(Records from a collection of figures)
[BEGIN]

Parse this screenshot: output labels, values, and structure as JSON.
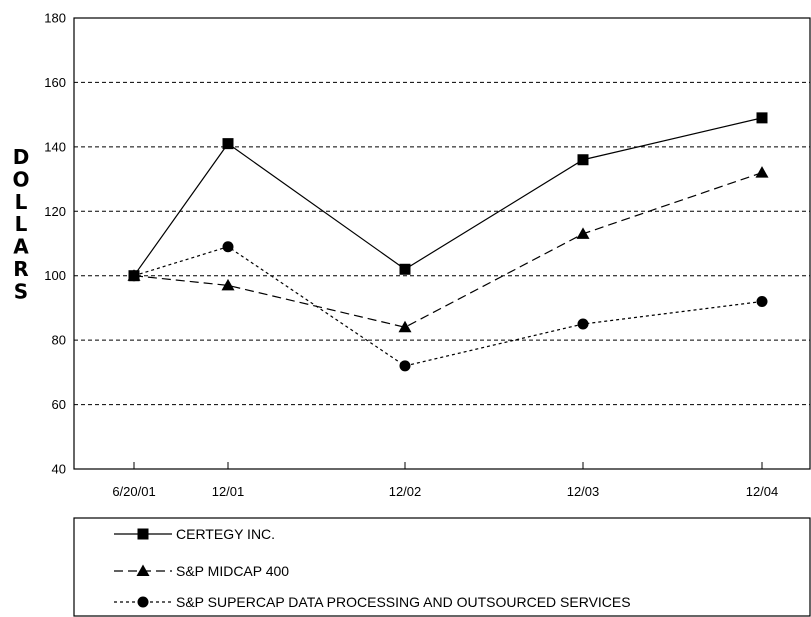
{
  "chart_data": {
    "type": "line",
    "title": "",
    "xlabel": "",
    "ylabel": "DOLLARS",
    "ylim": [
      40,
      180
    ],
    "yticks": [
      40,
      60,
      80,
      100,
      120,
      140,
      160,
      180
    ],
    "x": [
      "6/20/01",
      "12/01",
      "12/02",
      "12/03",
      "12/04"
    ],
    "grid": "horizontal dashed",
    "legend_position": "bottom",
    "series": [
      {
        "name": "CERTEGY INC.",
        "marker": "square",
        "line": "solid",
        "values": [
          100,
          141,
          102,
          136,
          149
        ]
      },
      {
        "name": "S&P MIDCAP 400",
        "marker": "triangle",
        "line": "dashed",
        "values": [
          100,
          97,
          84,
          113,
          132
        ]
      },
      {
        "name": "S&P SUPERCAP DATA PROCESSING AND OUTSOURCED SERVICES",
        "marker": "circle",
        "line": "dotted",
        "values": [
          100,
          109,
          72,
          85,
          92
        ]
      }
    ]
  }
}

[END]

DIRECTIVE:
Repeat the entries exactly. Pictures are excluded from the copy.

REPLY TO THE EXERCISE:
Parse this screenshot: output labels, values, and structure as JSON.
{
  "chart_data": {
    "type": "line",
    "title": "",
    "xlabel": "",
    "ylabel": "DOLLARS",
    "ylim": [
      40,
      180
    ],
    "yticks": [
      40,
      60,
      80,
      100,
      120,
      140,
      160,
      180
    ],
    "x": [
      "6/20/01",
      "12/01",
      "12/02",
      "12/03",
      "12/04"
    ],
    "grid": "horizontal dashed",
    "legend_position": "bottom",
    "series": [
      {
        "name": "CERTEGY INC.",
        "marker": "square",
        "line": "solid",
        "values": [
          100,
          141,
          102,
          136,
          149
        ]
      },
      {
        "name": "S&P MIDCAP 400",
        "marker": "triangle",
        "line": "dashed",
        "values": [
          100,
          97,
          84,
          113,
          132
        ]
      },
      {
        "name": "S&P SUPERCAP DATA PROCESSING AND OUTSOURCED SERVICES",
        "marker": "circle",
        "line": "dotted",
        "values": [
          100,
          109,
          72,
          85,
          92
        ]
      }
    ]
  }
}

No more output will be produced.